Objective
Copy out each line below that has the word "Argentina" in it.

— START OF Data to process —

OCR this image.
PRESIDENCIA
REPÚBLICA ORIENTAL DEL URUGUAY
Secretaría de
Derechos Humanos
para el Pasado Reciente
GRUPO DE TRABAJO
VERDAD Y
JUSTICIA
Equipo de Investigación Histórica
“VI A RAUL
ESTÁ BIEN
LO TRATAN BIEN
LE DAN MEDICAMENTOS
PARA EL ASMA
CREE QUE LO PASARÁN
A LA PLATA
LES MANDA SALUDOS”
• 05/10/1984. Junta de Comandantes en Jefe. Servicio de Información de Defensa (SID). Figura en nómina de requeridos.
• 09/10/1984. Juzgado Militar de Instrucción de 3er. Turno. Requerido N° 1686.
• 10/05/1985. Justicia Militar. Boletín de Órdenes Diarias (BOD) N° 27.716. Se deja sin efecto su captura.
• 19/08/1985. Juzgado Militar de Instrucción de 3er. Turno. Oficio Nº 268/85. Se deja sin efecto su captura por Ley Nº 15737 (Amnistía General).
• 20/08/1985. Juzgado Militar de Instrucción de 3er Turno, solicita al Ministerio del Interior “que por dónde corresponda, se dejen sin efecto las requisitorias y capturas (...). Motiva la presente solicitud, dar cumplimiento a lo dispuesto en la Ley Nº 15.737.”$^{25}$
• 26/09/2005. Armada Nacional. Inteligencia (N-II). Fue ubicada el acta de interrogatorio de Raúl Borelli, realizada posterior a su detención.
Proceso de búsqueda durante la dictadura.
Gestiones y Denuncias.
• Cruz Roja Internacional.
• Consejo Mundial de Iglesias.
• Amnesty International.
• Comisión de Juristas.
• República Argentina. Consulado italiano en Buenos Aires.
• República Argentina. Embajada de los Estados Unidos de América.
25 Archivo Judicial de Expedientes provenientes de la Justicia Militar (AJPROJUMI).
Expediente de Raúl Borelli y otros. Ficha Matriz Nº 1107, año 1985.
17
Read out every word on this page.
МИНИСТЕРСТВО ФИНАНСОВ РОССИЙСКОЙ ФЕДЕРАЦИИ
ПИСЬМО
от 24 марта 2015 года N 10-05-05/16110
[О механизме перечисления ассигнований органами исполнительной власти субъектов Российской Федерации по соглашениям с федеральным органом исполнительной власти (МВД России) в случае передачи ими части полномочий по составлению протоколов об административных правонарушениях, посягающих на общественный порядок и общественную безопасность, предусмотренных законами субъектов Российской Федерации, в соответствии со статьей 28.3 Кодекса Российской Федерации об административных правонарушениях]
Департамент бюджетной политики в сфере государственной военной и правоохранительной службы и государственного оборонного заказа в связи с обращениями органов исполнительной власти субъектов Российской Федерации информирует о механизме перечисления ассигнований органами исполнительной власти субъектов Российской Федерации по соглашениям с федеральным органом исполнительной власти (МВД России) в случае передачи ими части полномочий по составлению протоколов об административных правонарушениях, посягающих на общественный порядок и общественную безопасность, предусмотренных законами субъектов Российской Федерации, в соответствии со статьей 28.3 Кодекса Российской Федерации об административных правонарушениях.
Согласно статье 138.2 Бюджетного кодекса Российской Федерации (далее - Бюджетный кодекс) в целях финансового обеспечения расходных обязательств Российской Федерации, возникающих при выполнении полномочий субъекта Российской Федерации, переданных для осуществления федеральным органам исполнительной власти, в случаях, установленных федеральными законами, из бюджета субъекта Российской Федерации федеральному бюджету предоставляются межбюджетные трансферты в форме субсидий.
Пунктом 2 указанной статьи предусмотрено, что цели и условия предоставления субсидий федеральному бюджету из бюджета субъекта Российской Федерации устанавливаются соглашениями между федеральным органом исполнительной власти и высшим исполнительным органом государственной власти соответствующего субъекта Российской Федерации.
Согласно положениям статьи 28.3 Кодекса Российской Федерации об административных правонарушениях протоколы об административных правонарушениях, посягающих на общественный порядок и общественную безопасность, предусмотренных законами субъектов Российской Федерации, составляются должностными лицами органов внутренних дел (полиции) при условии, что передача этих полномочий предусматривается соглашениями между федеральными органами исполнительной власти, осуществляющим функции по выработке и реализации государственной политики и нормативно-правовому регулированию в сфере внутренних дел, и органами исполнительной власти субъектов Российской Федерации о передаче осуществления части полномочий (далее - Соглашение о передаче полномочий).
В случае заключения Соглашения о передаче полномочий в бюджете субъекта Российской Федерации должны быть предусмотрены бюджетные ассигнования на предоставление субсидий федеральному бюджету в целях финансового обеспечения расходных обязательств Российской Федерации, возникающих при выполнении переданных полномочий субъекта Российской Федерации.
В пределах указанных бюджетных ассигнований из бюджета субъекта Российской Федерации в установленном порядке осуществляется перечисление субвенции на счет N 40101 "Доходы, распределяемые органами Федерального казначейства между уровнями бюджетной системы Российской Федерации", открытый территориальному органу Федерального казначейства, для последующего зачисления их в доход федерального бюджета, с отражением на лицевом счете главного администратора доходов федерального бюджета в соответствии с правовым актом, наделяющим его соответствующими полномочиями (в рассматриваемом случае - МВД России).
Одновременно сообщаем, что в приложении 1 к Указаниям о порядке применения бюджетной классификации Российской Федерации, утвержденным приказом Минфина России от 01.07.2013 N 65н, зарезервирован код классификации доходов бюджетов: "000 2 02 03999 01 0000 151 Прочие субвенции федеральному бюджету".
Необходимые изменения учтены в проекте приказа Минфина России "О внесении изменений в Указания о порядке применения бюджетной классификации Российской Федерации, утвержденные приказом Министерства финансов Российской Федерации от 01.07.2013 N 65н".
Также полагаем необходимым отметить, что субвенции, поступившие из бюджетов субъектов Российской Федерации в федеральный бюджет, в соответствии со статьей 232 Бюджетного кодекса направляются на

— END OF Data to process —

Solved exercise
• República Argentina. Consulado italiano en Buenos Aires.
• República Argentina. Embajada de los Estados Unidos de América.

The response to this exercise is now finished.